Exercise - Take every line that has the string "labour" and copy it out.

Rows from a figure dataset
══════════════════════════════

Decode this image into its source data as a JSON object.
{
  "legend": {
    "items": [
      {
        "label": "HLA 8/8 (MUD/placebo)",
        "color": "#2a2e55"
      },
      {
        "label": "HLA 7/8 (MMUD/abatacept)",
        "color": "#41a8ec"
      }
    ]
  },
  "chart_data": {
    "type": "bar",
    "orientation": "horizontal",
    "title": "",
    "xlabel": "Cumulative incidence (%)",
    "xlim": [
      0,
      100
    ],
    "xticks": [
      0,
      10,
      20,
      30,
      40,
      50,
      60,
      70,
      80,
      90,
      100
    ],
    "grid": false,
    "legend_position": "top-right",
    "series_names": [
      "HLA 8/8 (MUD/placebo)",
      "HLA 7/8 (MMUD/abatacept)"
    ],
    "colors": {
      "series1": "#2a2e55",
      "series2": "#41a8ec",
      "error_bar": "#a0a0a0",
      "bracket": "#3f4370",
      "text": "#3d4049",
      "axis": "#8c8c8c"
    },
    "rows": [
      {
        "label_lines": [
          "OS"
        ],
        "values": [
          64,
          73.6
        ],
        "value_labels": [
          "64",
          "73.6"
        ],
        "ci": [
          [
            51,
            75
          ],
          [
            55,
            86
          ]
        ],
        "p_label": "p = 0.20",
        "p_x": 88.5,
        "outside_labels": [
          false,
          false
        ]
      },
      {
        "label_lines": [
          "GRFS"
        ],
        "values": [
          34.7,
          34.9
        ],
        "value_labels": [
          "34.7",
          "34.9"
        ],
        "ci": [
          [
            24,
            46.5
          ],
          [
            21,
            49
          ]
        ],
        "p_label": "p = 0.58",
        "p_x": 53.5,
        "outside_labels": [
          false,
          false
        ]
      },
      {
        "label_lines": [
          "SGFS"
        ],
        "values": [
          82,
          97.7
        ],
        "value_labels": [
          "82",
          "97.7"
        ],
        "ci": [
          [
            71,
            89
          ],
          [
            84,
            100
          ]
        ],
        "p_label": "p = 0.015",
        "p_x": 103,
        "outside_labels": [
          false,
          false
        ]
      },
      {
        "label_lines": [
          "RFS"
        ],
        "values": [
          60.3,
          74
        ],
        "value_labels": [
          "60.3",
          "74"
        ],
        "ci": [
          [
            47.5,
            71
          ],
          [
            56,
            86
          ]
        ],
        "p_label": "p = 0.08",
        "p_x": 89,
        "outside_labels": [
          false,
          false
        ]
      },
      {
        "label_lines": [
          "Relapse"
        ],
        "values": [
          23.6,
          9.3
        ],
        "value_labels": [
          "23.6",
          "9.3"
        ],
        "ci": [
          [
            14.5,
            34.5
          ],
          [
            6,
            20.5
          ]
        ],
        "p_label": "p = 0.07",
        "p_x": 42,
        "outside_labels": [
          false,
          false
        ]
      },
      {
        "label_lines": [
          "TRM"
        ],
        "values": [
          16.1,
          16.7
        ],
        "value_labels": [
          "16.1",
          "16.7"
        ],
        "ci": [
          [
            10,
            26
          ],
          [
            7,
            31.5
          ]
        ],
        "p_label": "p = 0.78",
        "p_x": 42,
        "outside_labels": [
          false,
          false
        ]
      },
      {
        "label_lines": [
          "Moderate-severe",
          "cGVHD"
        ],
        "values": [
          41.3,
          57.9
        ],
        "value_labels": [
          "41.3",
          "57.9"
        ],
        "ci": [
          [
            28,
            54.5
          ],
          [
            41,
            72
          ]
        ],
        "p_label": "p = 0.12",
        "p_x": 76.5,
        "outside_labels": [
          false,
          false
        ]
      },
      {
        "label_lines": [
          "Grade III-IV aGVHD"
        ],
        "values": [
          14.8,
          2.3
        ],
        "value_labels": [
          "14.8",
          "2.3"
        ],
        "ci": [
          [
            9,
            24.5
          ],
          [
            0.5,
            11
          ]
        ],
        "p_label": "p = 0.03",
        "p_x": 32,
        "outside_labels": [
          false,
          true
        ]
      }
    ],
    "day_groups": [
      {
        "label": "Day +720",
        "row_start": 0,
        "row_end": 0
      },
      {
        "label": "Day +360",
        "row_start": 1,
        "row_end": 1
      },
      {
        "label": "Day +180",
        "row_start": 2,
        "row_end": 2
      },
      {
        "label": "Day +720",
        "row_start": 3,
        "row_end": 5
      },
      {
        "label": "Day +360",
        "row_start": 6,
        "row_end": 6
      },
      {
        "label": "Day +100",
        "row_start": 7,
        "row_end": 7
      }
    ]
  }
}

══════════════════════════════

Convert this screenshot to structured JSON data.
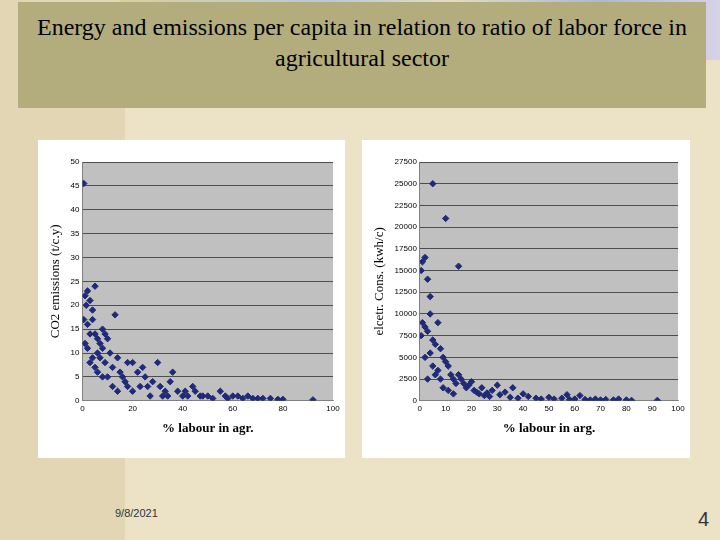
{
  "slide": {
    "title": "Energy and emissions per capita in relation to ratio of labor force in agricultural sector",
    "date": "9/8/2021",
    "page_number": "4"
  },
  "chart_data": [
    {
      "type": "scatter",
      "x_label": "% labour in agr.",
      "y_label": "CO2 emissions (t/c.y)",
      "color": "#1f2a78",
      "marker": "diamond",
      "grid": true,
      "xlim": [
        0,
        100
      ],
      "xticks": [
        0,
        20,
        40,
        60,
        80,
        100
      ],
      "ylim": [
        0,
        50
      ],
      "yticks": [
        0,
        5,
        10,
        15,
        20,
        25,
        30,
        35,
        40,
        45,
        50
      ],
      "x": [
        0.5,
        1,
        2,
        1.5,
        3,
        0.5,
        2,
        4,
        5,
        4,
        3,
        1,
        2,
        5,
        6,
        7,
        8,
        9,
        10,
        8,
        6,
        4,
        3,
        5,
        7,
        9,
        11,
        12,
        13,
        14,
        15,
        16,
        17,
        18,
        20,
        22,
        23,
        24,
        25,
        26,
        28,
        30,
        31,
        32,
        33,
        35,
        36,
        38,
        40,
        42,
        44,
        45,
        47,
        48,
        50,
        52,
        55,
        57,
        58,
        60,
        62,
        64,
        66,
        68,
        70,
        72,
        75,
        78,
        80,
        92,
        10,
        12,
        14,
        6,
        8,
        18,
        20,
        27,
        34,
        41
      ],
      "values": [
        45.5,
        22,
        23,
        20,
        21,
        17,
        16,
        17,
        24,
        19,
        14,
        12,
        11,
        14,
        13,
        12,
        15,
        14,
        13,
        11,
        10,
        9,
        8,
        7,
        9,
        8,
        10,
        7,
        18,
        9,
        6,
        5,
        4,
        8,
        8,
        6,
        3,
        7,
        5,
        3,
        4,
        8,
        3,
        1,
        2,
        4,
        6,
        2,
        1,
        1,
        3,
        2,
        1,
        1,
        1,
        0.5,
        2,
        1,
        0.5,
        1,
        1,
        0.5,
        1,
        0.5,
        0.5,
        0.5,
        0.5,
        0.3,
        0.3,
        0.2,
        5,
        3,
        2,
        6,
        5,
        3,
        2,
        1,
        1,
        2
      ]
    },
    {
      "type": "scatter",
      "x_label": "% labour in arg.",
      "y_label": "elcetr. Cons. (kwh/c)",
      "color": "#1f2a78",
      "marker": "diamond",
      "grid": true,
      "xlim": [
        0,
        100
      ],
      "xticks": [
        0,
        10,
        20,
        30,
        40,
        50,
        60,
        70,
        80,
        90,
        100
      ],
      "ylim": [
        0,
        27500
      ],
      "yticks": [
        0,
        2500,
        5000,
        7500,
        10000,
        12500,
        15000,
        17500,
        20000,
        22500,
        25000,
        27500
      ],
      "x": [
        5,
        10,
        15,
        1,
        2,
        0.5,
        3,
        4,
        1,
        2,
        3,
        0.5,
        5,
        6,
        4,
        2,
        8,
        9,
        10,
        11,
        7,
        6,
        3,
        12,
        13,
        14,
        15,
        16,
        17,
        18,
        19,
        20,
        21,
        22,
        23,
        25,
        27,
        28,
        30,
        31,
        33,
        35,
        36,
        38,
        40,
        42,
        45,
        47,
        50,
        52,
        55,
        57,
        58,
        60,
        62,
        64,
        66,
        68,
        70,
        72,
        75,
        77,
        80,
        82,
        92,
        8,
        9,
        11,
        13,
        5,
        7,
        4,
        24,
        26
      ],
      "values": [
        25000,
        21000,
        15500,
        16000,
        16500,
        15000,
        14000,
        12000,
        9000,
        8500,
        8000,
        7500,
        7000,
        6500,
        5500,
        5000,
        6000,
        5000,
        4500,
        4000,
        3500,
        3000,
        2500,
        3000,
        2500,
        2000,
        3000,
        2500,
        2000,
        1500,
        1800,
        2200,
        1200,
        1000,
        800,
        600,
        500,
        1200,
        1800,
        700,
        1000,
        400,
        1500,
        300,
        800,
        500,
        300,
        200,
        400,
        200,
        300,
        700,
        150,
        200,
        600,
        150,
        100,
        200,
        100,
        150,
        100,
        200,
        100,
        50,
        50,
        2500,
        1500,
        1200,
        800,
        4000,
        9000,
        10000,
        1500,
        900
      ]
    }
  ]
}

══════════════════════════════

Final result -
      "x_label": "% labour in agr.",
      "x_label": "% labour in arg.",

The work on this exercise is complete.